• What is asked: For the data below, report the number of lines that contain the string "want" and nothing else.

(Dataset items)

-- -- --

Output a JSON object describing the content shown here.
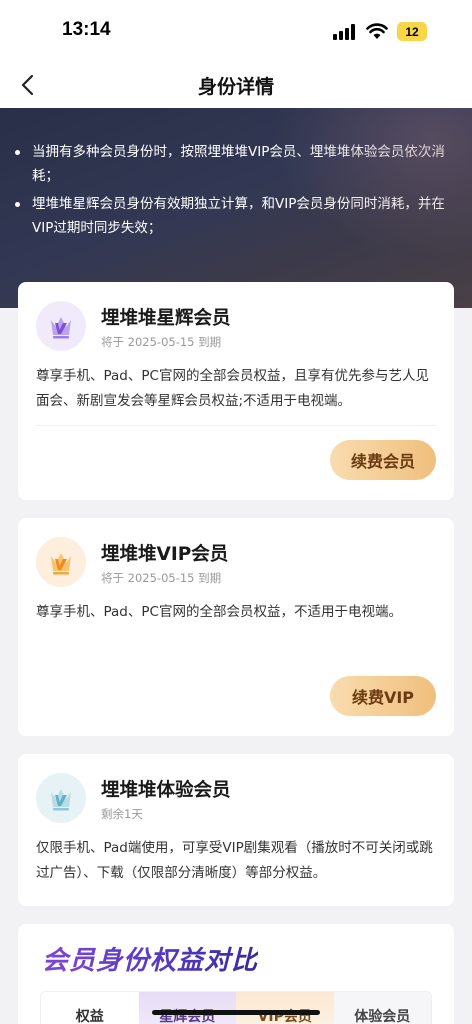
{
  "status_bar": {
    "time": "13:14",
    "battery": "12"
  },
  "header": {
    "title": "身份详情"
  },
  "notes": [
    "当拥有多种会员身份时，按照埋堆堆VIP会员、埋堆堆体验会员依次消耗；",
    "埋堆堆星辉会员身份有效期独立计算，和VIP会员身份同时消耗，并在VIP过期时同步失效；"
  ],
  "cards": [
    {
      "title": "埋堆堆星辉会员",
      "expiry": "将于 2025-05-15 到期",
      "description": "尊享手机、Pad、PC官网的全部会员权益，且享有优先参与艺人见面会、新剧宣发会等星辉会员权益;不适用于电视端。",
      "button": "续费会员",
      "icon": "star-crown-icon",
      "icon_color": "#7d4fd8"
    },
    {
      "title": "埋堆堆VIP会员",
      "expiry": "将于 2025-05-15 到期",
      "description": "尊享手机、Pad、PC官网的全部会员权益，不适用于电视端。",
      "button": "续费VIP",
      "icon": "vip-crown-icon",
      "icon_color": "#f08a1c"
    },
    {
      "title": "埋堆堆体验会员",
      "expiry": "剩余1天",
      "description": "仅限手机、Pad端使用，可享受VIP剧集观看（播放时不可关闭或跳过广告）、下载（仅限部分清晰度）等部分权益。",
      "icon": "trial-crown-icon",
      "icon_color": "#5fb0c9"
    }
  ],
  "compare": {
    "title": "会员身份权益对比",
    "columns": [
      "权益",
      "星辉会员",
      "VIP会员",
      "体验会员"
    ]
  }
}
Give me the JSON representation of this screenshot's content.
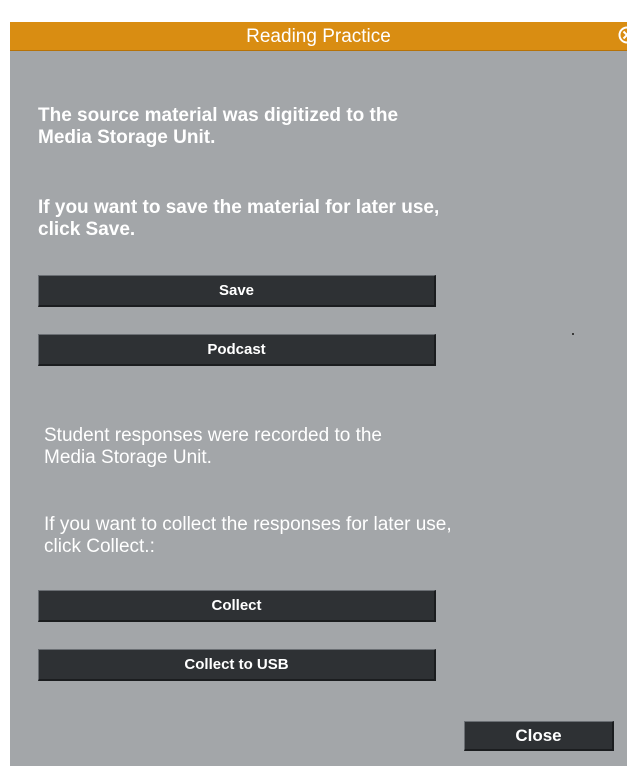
{
  "window": {
    "title": "Reading Practice",
    "close_icon": "close-circle-icon"
  },
  "source_section": {
    "line1": "The source material was digitized to the",
    "line2": "Media Storage Unit.",
    "line3": "If you want to save the material for later use,",
    "line4": "click Save."
  },
  "buttons": {
    "save": "Save",
    "podcast": "Podcast",
    "collect": "Collect",
    "collect_usb": "Collect to USB",
    "close": "Close"
  },
  "responses_section": {
    "line1": "Student responses were recorded to the",
    "line2": "Media Storage Unit.",
    "line3": "If you want to collect the responses for later use,",
    "line4": "click Collect.:"
  },
  "colors": {
    "titlebar": "#d98d12",
    "panel": "#a3a6a9",
    "button": "#2e3134",
    "text": "#ffffff"
  }
}
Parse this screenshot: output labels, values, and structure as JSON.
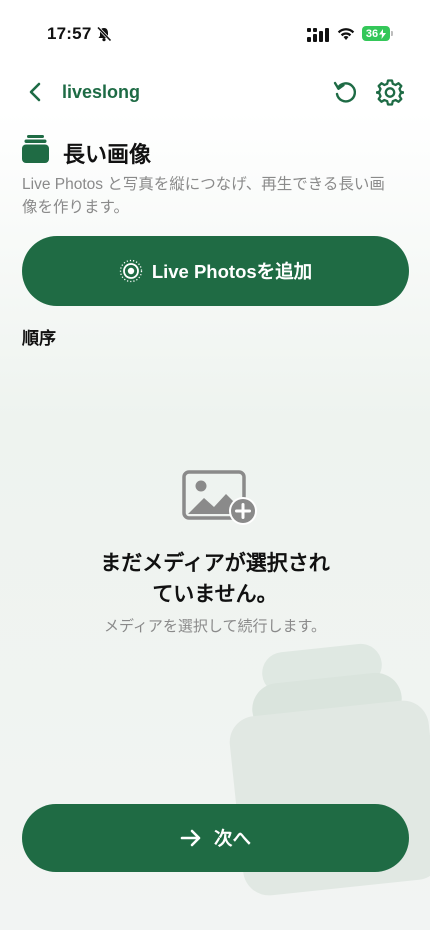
{
  "status_bar": {
    "time": "17:57",
    "battery": "36",
    "silent_icon": "bell-slash-icon",
    "signal_icon": "cellular-signal-icon",
    "wifi_icon": "wifi-icon",
    "battery_color": "#34c759"
  },
  "nav": {
    "back_icon": "chevron-left-icon",
    "title": "liveslong",
    "reset_icon": "rotate-ccw-icon",
    "settings_icon": "gear-icon"
  },
  "header": {
    "icon": "stack-icon",
    "title": "長い画像",
    "description": "Live Photos と写真を縦につなげ、再生できる長い画像を作ります。"
  },
  "add_button": {
    "icon": "live-photo-icon",
    "label": "Live Photosを追加"
  },
  "order": {
    "label": "順序"
  },
  "empty_state": {
    "icon": "photo-add-icon",
    "title": "まだメディアが選択されていません。",
    "subtitle": "メディアを選択して続行します。"
  },
  "next_button": {
    "icon": "arrow-right-icon",
    "label": "次へ"
  },
  "colors": {
    "accent": "#1f6b44",
    "title_green": "#1e6b45",
    "secondary_text": "#8a8a8a"
  }
}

-- -- --

• Written answer: 2